Excerpt to read:
# Lighting question



## cuzmixslimba (Apr 22, 2006)

Hey gang, newbie here. I've had a 29g tank with fake plants and such for a while now, and I'm looking to go live plants. I have some Laterite and a CO2 injection. 

I have a question about the lighting though. I just have the standard hood and 20W flourescent lamp that came with the tank, but I recently received a 17W flourescent lamp that's the same size. Would using these two lamps together be sufficient lighting?


----------



## Sprite42 (Mar 10, 2006)

I am no genius when it comes to lighting, but I believe 2 to 3 watts per gallon is recommended. It will also depend on the type plants you put in and the spectrum of the lamp.


----------



## Damon (Jan 18, 2005)

Its really not enough light to satisfy you but you can grow plants under those conditions.


----------



## cuzmixslimba (Apr 22, 2006)

Simpte said:


> Its really not enough light to satisfy you but you can grow plants under those conditions.


Would you say I can only grow the "very easy" to "easy" category of plants? Would a CO2 injection allow me to grow some harder plants?


----------



## Guest (Apr 23, 2006)

> Would you say I can only grow the "very easy" to "easy" category of plants


Not all easy plants. You can grow low light plants. CO2 wouldn't really help since you would only have ~1.2 watts per gallon. About 2.5wpg and above is what would need CO2.

I have a Coralife Aqualight fixture on my 29g. It has one 65w bulb which gives me ~2.24wpg. I grow medium light plants and some high light plants well. You could use CO2 for that wpg, but its not needed.

Some low light plants are java fern, anubias, some cryptocorynes, java moss, and wisteria (it will grow slow in low light).

Data records:
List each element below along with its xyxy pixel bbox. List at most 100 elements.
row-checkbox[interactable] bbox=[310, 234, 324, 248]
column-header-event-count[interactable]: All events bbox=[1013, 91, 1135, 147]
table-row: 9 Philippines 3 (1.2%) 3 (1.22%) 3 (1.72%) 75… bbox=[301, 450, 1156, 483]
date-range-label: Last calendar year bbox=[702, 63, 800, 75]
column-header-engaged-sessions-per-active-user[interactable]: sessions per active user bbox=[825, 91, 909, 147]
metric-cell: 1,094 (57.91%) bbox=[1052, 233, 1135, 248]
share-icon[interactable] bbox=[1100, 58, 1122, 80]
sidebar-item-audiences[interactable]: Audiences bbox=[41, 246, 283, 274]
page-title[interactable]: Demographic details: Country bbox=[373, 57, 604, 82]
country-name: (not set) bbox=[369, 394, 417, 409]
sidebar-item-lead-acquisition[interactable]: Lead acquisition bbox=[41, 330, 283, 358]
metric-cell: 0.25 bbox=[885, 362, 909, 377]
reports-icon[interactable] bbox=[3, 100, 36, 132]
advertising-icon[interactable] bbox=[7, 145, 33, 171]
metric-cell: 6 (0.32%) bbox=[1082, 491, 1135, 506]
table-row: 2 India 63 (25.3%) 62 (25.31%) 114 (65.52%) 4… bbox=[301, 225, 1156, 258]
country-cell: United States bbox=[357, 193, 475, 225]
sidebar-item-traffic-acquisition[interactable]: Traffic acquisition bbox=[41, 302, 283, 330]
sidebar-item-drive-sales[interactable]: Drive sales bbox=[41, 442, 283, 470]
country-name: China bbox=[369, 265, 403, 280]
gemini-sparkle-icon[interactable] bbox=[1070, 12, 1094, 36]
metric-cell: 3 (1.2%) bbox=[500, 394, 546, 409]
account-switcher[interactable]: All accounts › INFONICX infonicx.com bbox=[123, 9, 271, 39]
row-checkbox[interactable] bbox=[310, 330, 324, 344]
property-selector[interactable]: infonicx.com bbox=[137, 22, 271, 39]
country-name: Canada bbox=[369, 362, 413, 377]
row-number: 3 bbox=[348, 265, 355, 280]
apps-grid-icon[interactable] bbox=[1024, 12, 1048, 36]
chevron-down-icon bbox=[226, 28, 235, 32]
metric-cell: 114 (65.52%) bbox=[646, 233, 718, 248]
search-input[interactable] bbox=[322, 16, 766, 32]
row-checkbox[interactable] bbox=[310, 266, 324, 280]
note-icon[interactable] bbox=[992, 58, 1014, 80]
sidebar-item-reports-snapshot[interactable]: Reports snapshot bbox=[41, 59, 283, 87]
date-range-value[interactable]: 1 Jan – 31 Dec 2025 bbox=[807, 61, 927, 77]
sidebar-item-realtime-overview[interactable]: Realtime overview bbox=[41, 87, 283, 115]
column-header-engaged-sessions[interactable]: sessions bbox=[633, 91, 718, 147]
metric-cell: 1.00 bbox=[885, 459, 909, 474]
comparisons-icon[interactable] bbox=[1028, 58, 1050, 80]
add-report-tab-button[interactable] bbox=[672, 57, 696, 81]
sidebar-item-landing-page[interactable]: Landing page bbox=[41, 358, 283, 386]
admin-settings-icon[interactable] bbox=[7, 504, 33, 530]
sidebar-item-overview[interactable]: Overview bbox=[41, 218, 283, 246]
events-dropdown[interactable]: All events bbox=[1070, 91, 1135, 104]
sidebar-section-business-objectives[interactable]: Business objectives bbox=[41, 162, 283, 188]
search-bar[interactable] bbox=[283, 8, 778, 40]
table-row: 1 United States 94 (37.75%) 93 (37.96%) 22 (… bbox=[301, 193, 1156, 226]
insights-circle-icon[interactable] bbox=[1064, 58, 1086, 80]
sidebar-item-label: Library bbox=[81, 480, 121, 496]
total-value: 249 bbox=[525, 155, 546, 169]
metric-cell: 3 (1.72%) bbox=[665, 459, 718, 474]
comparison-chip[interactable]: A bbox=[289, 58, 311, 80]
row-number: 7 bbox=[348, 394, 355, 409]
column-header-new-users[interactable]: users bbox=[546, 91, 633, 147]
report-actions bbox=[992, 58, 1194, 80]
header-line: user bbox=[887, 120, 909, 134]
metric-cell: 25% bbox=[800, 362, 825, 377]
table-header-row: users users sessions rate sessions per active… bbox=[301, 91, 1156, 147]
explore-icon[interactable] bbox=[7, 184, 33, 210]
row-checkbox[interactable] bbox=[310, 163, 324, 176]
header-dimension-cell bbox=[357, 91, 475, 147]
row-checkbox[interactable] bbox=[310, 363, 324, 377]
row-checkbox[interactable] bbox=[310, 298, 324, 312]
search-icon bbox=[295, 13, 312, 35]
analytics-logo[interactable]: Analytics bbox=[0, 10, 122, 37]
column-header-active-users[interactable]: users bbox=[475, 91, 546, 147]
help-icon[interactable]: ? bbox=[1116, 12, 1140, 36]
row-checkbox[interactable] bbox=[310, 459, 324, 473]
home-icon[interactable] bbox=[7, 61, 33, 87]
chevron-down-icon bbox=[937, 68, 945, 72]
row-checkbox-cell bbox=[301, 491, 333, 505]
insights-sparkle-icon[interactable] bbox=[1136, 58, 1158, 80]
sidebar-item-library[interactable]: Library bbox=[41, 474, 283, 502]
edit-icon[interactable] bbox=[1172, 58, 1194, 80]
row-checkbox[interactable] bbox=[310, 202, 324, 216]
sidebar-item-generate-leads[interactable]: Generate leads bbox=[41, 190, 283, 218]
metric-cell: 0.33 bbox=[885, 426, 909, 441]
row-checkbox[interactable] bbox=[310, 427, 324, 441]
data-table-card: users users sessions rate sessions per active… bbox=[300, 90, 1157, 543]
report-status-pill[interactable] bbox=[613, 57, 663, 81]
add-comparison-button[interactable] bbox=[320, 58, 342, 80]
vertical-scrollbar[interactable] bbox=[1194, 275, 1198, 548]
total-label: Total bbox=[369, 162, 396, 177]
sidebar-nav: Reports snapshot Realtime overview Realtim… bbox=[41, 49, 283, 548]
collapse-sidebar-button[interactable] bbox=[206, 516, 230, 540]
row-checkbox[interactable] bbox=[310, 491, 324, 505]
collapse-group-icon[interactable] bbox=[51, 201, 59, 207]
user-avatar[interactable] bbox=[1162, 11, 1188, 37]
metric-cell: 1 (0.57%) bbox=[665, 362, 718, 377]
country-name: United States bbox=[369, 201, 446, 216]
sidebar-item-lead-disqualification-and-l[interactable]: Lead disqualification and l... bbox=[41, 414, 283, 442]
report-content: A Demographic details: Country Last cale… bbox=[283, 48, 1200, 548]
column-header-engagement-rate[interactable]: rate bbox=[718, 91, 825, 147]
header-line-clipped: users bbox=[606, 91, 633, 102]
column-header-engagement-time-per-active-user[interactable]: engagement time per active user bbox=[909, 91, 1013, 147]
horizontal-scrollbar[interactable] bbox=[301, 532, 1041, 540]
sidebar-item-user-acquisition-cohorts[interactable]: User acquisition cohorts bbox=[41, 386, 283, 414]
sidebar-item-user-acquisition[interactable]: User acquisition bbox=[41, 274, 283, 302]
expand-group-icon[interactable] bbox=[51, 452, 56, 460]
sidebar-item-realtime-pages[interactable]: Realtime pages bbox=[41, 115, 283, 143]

The tasks:
1. From the aquarium lighting thread, transcribe the part that opens with the words containing "Not all easy" and closes with "in low light).".
2. Rewrite the entries from their start through the line containing "246, 283, 274]", swapping "interactable" for "clickable" and leaving everything else unchanged. Give only those lines.

Responses in order:
1.
Not all easy plants. You can grow low light plants. CO2 wouldn't really help since you would only have ~1.2 watts per gallon. About 2.5wpg and above is what would need CO2.

I have a Coralife Aqualight fixture on my 29g. It has one 65w bulb which gives me ~2.24wpg. I grow medium light plants and some high light plants well. You could use CO2 for that wpg, but its not needed.

Some low light plants are java fern, anubias, some cryptocorynes, java moss, and wisteria (it will grow slow in low light).

2.
List each element below along with its xyxy pixel bbox. List at most 100 elements.
row-checkbox[clickable] bbox=[310, 234, 324, 248]
column-header-event-count[clickable]: All events bbox=[1013, 91, 1135, 147]
table-row: 9 Philippines 3 (1.2%) 3 (1.22%) 3 (1.72%) 75… bbox=[301, 450, 1156, 483]
date-range-label: Last calendar year bbox=[702, 63, 800, 75]
column-header-engaged-sessions-per-active-user[clickable]: sessions per active user bbox=[825, 91, 909, 147]
metric-cell: 1,094 (57.91%) bbox=[1052, 233, 1135, 248]
share-icon[clickable] bbox=[1100, 58, 1122, 80]
sidebar-item-audiences[clickable]: Audiences bbox=[41, 246, 283, 274]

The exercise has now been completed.